--- Begin Data for the task ---
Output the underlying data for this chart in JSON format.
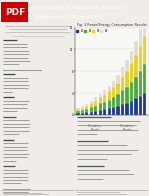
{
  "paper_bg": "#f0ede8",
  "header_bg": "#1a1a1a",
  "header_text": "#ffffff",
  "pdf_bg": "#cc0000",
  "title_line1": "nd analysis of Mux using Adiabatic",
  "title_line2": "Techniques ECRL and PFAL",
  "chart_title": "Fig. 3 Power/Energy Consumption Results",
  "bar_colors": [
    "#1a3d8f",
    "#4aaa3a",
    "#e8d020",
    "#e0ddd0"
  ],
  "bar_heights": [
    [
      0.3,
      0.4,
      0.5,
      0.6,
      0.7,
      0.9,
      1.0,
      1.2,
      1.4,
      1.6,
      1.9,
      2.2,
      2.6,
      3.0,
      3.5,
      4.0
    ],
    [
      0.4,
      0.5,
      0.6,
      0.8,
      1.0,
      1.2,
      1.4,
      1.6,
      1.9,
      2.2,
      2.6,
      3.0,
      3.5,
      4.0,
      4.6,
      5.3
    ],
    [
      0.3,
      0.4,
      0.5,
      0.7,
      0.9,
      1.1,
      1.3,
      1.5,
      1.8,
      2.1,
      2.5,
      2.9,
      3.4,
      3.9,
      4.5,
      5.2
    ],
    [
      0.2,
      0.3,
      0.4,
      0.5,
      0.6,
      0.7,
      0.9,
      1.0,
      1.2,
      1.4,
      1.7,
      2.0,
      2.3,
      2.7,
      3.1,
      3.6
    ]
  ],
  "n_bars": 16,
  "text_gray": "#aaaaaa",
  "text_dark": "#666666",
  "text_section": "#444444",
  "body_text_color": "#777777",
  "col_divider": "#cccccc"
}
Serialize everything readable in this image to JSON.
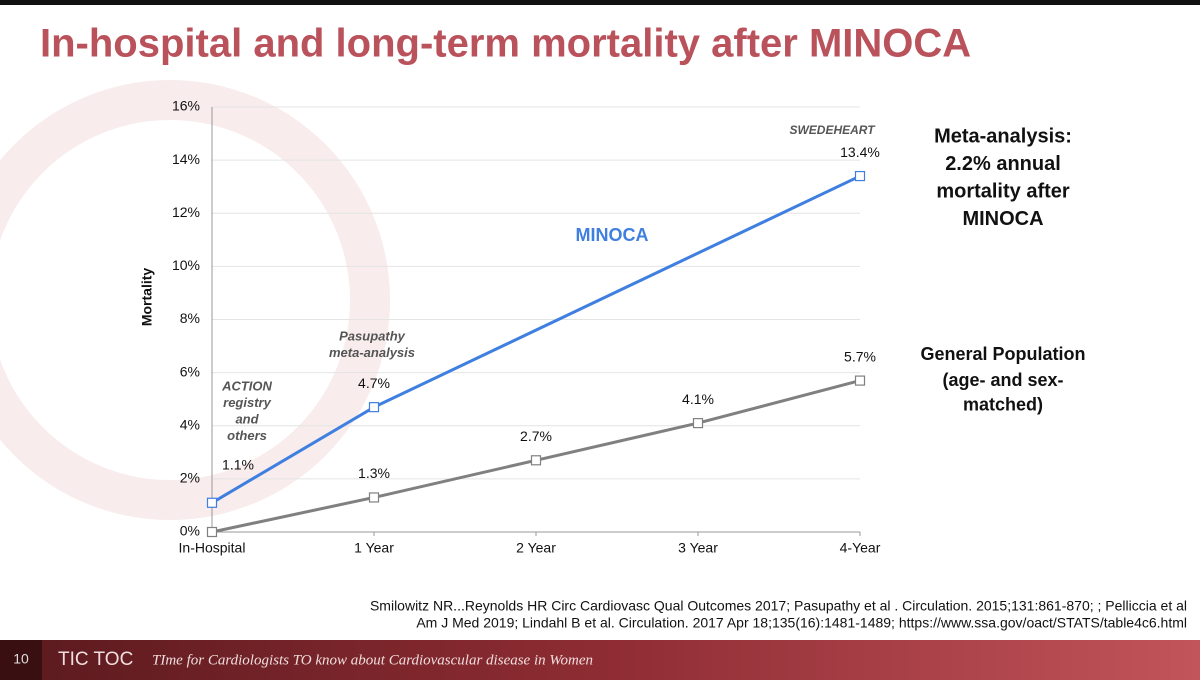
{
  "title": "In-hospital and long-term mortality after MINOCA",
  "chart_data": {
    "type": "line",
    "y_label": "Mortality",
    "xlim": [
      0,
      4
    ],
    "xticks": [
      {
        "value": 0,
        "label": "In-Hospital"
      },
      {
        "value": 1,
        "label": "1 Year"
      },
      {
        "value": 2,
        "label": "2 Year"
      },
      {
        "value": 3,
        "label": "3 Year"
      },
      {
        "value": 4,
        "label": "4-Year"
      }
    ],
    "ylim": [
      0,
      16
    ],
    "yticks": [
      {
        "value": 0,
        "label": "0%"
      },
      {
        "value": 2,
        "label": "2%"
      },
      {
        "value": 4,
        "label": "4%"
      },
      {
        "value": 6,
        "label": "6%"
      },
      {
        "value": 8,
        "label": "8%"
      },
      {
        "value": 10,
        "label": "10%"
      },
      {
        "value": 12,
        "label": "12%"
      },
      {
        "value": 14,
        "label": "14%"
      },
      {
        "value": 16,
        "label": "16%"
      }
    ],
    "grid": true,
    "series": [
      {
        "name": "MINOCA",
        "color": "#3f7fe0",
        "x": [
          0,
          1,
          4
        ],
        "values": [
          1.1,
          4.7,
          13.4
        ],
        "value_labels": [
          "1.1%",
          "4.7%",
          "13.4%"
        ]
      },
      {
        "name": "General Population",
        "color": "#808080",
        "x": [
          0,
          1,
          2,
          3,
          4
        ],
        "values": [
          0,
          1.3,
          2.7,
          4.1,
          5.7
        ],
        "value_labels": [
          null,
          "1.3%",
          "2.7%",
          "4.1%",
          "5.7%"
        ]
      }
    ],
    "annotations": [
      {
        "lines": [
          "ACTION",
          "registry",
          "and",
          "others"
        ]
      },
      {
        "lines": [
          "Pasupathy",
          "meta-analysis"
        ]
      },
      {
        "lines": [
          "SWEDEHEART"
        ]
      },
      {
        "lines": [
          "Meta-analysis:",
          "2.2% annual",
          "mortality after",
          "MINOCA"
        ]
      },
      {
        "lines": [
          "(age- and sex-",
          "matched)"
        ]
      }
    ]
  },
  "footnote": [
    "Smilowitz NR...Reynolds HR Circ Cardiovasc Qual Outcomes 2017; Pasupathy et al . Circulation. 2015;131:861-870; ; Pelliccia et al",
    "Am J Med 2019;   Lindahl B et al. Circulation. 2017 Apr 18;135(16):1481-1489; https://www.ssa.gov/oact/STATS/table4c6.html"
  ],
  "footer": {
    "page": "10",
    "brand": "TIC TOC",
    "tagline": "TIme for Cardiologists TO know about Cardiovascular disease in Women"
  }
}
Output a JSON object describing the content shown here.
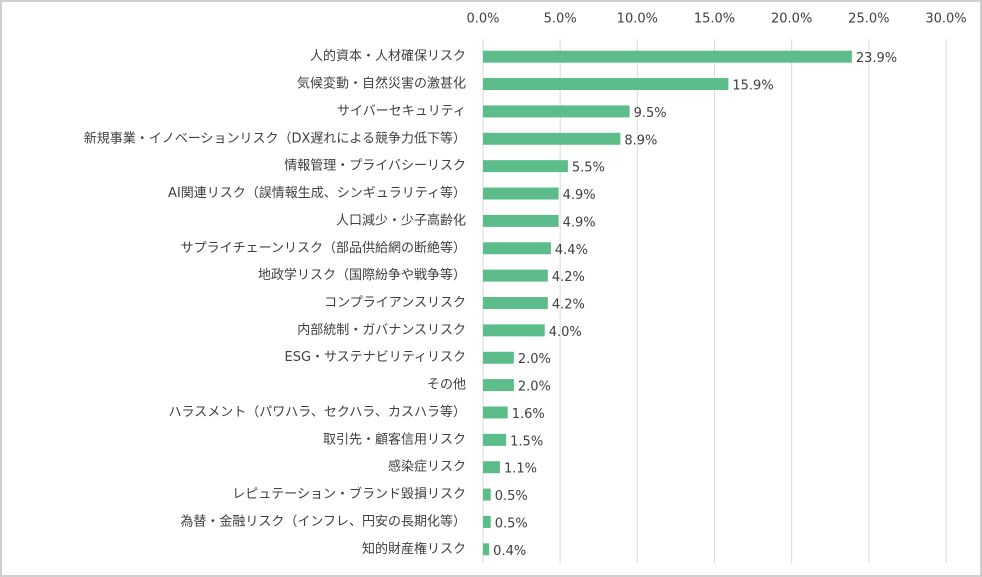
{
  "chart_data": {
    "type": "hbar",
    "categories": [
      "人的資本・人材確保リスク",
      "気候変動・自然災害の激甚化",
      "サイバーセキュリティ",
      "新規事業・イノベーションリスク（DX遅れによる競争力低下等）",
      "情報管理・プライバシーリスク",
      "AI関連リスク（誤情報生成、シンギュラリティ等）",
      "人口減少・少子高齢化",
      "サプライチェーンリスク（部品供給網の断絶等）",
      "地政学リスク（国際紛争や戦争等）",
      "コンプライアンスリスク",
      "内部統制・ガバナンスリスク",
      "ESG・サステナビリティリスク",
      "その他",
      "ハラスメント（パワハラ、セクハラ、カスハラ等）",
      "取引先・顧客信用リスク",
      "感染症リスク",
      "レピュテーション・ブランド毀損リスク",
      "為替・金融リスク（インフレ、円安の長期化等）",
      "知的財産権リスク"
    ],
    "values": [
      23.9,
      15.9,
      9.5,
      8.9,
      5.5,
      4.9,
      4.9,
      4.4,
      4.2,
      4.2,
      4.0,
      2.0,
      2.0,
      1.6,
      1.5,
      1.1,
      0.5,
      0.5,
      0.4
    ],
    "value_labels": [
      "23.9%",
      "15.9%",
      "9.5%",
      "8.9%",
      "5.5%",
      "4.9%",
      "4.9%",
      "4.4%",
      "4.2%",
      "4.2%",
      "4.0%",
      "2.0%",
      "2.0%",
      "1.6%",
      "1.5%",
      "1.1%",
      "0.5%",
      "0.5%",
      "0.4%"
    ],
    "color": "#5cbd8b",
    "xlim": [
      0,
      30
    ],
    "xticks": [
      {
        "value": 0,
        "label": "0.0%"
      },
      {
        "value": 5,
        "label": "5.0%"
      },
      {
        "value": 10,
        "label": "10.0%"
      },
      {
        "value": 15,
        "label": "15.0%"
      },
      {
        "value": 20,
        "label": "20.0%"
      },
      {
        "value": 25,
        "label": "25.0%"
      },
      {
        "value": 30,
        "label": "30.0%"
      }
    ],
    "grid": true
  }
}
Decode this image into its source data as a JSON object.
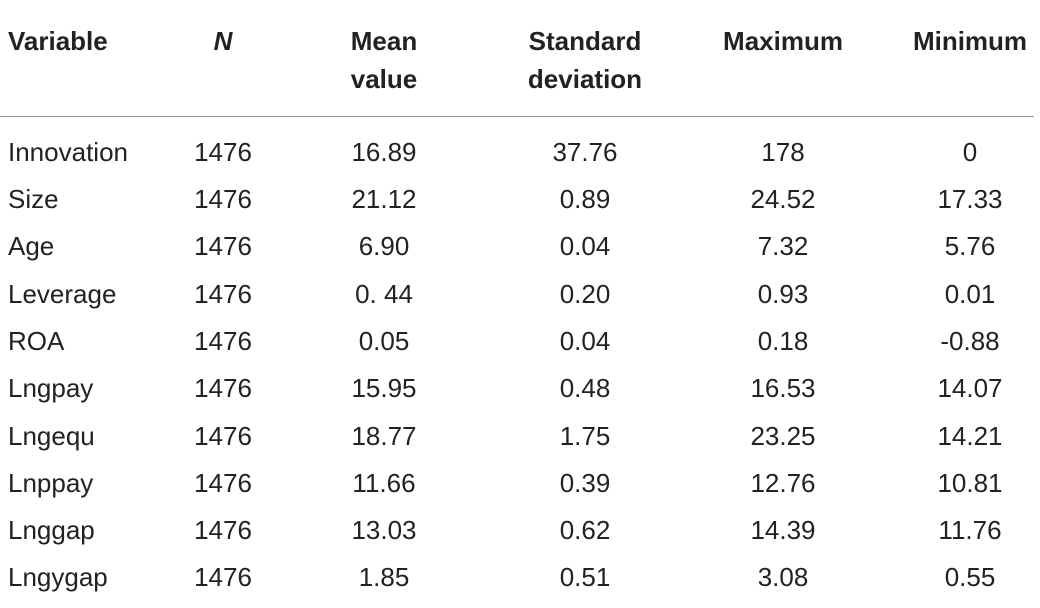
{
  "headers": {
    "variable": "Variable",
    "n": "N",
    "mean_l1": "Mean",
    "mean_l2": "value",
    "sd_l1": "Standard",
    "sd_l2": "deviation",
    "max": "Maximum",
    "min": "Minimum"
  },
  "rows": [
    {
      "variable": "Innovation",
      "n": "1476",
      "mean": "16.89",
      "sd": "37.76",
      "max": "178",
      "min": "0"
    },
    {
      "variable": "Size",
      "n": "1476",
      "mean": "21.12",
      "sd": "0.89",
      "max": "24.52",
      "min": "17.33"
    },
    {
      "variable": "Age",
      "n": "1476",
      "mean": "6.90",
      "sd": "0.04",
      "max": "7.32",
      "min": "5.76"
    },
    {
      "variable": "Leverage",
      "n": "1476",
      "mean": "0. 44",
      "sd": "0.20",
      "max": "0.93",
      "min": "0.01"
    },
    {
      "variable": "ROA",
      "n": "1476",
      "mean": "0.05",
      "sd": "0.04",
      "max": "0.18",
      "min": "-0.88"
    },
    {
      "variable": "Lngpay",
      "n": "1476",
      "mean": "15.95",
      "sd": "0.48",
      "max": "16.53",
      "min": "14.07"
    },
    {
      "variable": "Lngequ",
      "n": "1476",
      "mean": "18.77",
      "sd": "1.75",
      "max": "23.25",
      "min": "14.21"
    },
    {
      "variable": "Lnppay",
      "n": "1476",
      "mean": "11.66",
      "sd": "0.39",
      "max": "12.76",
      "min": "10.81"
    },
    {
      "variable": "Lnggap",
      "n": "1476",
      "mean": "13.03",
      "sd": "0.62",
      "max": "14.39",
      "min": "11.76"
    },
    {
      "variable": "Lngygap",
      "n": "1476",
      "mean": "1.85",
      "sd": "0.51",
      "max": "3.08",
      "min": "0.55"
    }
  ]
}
--- End Data for the task ---
Given request: Report only a number: how many lines in the material above contain the string "Pasupathy".

Result of this exercise: 2